* **Work required**
Of the lines below, count those containing the word "AlPO₄". Reply with the number alone.
::: Record extracts
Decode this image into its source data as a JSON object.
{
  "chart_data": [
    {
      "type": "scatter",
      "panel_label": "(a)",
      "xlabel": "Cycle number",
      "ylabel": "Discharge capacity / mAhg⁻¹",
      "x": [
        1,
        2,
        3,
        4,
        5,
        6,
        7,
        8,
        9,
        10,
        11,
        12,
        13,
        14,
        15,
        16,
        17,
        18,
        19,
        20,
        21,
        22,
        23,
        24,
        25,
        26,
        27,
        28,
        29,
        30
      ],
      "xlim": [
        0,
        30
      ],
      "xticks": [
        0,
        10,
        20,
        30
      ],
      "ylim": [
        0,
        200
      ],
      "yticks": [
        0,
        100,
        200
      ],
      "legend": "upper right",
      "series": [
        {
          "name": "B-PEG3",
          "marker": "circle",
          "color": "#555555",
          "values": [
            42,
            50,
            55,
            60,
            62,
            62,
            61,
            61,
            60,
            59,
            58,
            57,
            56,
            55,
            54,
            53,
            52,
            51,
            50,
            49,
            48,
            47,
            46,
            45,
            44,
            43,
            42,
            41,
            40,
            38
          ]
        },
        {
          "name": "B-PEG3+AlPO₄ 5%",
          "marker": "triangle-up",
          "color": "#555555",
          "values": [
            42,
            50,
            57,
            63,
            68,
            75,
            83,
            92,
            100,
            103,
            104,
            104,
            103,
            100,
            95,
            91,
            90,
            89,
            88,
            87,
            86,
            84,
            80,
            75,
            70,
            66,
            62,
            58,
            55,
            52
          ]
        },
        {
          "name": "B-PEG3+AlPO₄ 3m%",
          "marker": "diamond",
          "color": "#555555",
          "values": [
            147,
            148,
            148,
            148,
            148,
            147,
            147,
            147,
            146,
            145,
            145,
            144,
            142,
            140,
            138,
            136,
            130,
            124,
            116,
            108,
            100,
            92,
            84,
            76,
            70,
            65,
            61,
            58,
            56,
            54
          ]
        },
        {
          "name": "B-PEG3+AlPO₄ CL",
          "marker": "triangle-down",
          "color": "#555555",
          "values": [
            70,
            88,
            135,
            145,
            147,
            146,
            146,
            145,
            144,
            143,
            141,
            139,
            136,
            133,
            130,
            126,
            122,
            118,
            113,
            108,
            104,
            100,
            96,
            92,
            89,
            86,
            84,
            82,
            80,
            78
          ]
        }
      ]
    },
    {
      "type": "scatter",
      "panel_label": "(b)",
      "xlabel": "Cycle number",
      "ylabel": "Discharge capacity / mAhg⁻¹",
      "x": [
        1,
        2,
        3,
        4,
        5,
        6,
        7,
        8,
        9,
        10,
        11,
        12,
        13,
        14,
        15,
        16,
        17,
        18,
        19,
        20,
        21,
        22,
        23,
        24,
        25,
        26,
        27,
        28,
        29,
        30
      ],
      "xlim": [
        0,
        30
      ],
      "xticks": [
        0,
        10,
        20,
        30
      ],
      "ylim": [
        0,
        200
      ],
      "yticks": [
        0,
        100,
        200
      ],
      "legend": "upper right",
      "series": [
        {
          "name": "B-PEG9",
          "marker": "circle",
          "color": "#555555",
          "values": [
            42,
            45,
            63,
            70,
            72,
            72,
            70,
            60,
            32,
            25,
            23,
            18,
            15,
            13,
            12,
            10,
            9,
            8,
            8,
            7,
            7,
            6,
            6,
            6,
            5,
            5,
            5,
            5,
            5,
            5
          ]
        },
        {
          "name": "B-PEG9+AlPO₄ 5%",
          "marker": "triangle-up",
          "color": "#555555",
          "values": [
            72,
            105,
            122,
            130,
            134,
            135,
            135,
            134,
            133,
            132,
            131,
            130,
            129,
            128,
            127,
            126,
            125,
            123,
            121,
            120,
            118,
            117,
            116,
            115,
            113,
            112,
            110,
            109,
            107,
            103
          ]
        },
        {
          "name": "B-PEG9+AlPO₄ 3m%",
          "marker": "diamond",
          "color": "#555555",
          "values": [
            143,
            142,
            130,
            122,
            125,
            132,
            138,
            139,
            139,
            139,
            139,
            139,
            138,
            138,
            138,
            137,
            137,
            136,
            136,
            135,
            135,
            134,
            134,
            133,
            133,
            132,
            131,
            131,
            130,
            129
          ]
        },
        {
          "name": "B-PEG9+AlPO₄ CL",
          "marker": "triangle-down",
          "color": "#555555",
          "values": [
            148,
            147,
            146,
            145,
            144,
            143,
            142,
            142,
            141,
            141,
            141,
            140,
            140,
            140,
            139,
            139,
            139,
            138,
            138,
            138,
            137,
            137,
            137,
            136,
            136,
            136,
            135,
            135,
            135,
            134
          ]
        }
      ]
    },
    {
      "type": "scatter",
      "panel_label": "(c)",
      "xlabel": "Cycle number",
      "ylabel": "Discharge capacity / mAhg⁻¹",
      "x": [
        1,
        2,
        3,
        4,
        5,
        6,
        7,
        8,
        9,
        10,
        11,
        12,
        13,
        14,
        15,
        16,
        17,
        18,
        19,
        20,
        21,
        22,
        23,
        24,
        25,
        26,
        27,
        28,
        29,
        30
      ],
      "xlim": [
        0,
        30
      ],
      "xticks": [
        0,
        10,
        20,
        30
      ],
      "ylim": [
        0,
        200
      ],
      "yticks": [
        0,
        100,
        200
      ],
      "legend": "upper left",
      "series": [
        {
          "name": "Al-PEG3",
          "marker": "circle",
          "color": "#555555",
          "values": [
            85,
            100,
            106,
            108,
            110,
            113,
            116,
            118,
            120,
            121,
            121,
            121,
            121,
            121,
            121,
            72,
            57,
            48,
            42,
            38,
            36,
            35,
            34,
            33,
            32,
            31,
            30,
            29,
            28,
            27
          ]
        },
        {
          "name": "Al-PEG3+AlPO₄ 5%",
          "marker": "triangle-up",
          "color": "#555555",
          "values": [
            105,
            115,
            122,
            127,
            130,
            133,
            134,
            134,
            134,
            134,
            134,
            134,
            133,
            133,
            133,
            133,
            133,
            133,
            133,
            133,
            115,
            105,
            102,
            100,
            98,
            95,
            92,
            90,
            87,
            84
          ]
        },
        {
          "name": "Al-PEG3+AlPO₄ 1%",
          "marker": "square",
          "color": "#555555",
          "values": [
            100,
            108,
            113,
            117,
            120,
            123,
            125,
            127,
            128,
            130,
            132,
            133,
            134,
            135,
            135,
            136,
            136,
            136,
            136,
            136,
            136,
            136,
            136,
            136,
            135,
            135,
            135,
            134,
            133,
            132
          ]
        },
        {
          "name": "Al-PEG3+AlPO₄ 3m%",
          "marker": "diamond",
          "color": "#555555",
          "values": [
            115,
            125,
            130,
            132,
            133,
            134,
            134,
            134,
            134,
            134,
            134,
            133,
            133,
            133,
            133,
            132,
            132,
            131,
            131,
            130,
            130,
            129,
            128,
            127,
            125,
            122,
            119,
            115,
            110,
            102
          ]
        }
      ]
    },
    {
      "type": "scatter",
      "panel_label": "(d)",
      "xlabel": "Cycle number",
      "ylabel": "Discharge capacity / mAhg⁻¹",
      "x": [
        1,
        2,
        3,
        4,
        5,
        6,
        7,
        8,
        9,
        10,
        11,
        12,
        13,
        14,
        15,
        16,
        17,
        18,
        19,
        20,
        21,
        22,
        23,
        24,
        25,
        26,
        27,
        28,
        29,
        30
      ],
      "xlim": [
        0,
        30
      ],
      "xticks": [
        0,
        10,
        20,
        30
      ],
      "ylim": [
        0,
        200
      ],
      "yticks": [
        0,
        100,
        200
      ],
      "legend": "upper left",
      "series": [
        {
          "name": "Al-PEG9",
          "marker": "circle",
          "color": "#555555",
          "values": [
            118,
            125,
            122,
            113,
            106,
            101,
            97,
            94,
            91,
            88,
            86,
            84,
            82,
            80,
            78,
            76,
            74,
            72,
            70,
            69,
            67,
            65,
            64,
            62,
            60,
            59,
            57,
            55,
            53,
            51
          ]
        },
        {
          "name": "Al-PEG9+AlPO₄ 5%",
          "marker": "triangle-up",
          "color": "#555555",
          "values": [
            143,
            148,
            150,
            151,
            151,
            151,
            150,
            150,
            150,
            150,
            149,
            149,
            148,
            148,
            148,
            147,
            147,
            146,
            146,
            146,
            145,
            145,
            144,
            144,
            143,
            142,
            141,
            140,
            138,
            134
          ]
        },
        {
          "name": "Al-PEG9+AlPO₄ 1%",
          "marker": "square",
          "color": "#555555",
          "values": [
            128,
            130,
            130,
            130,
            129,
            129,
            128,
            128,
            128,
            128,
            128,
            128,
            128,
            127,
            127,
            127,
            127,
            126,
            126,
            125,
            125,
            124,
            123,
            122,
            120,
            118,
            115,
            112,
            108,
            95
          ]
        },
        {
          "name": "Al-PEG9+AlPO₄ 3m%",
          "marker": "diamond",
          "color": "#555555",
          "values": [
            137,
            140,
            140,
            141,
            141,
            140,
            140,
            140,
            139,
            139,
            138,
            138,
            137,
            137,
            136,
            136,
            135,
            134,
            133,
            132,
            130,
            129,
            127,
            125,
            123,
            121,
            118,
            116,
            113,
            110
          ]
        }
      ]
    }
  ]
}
::::::
* **Written answer**
12